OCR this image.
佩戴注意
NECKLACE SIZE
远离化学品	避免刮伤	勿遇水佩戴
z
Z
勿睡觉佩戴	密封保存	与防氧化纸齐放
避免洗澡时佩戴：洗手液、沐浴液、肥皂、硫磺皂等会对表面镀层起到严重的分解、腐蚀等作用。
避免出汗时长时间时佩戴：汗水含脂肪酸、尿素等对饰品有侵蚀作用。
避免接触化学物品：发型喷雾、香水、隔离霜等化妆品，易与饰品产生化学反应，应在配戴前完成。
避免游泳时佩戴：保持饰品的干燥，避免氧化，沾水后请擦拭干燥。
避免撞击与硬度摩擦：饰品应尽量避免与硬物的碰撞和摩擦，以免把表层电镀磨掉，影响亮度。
○ ○ ○ ○
[Short task]: Retype every entry above, word for word.

[Written solution]:
OCR this image.
佩戴注意
NECKLACE SIZE
远离化学品	避免刮伤	勿遇水佩戴
z
Z
勿睡觉佩戴	密封保存	与防氧化纸齐放
避免洗澡时佩戴：洗手液、沐浴液、肥皂、硫磺皂等会对表面镀层起到严重的分解、腐蚀等作用。
避免出汗时长时间时佩戴：汗水含脂肪酸、尿素等对饰品有侵蚀作用。
避免接触化学物品：发型喷雾、香水、隔离霜等化妆品，易与饰品产生化学反应，应在配戴前完成。
避免游泳时佩戴：保持饰品的干燥，避免氧化，沾水后请擦拭干燥。
避免撞击与硬度摩擦：饰品应尽量避免与硬物的碰撞和摩擦，以免把表层电镀磨掉，影响亮度。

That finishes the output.